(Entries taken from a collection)
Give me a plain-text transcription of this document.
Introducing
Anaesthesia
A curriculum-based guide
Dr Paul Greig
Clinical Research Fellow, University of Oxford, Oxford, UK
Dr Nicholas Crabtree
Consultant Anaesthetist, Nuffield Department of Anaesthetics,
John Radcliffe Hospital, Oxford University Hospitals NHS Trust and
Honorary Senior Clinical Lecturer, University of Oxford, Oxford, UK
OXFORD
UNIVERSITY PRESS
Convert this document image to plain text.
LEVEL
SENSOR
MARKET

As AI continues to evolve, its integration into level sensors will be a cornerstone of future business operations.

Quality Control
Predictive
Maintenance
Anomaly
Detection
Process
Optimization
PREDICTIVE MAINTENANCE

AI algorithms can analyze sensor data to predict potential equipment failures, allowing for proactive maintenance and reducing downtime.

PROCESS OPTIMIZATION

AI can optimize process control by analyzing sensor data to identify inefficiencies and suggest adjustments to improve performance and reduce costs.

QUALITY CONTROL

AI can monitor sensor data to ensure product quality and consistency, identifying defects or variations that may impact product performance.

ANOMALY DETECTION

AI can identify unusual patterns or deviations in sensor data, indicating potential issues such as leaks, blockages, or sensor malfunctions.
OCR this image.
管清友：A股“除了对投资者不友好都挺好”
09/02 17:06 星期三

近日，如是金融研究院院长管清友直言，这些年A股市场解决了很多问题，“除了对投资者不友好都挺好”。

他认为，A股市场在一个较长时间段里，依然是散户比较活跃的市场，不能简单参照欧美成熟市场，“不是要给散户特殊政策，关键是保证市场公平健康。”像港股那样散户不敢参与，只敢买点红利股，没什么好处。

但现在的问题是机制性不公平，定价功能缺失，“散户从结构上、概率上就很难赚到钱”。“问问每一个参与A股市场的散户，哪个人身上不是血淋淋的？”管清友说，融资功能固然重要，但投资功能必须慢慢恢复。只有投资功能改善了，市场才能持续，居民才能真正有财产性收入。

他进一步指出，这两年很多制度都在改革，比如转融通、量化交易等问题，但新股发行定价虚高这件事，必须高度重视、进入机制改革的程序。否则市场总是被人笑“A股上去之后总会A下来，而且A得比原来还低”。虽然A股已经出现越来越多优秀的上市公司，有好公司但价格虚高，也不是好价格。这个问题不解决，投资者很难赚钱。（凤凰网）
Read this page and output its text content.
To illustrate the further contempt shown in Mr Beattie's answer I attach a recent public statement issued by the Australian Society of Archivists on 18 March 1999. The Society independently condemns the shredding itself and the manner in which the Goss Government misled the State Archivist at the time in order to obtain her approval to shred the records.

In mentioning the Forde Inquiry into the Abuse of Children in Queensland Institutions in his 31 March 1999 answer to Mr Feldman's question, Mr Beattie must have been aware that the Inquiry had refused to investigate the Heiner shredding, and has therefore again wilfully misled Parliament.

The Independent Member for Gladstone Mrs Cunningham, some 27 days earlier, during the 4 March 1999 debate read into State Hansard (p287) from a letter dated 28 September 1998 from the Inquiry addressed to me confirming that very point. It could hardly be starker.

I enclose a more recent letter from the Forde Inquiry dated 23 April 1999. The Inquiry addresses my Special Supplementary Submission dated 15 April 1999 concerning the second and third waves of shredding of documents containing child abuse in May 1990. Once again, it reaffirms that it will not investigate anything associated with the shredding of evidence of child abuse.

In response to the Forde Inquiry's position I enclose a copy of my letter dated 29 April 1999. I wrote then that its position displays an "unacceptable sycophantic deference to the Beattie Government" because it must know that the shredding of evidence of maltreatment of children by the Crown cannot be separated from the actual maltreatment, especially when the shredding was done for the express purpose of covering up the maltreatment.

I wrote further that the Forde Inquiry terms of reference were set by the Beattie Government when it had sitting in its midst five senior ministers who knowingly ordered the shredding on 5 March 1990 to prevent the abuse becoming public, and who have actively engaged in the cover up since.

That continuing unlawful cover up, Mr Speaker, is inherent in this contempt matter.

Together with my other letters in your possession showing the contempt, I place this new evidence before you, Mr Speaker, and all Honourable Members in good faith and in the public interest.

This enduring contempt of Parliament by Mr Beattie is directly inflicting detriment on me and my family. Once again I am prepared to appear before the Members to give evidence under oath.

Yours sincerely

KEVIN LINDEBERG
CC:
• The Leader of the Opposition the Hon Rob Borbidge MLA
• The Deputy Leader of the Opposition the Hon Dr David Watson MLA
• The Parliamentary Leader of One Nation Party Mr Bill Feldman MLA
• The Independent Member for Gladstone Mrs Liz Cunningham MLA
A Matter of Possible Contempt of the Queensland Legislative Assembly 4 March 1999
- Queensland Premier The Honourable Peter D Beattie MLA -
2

== Exercise prompt ==
Only lines with the string "March" belong in your answer; copy each one.

== Finished exercise ==
To illustrate the further contempt shown in Mr Beattie's answer I attach a recent public statement issued by the Australian Society of Archivists on 18 March 1999. The Society independently condemns the shredding itself and the manner in which the Goss Government misled the State Archivist at the time in order to obtain her approval to shred the records.
In mentioning the Forde Inquiry into the Abuse of Children in Queensland Institutions in his 31 March 1999 answer to Mr Feldman's question, Mr Beattie must have been aware that the Inquiry had refused to investigate the Heiner shredding, and has therefore again wilfully misled Parliament.
The Independent Member for Gladstone Mrs Cunningham, some 27 days earlier, during the 4 March 1999 debate read into State Hansard (p287) from a letter dated 28 September 1998 from the Inquiry addressed to me confirming that very point. It could hardly be starker.
I wrote further that the Forde Inquiry terms of reference were set by the Beattie Government when it had sitting in its midst five senior ministers who knowingly ordered the shredding on 5 March 1990 to prevent the abuse becoming public, and who have actively engaged in the cover up since.
A Matter of Possible Contempt of the Queensland Legislative Assembly 4 March 1999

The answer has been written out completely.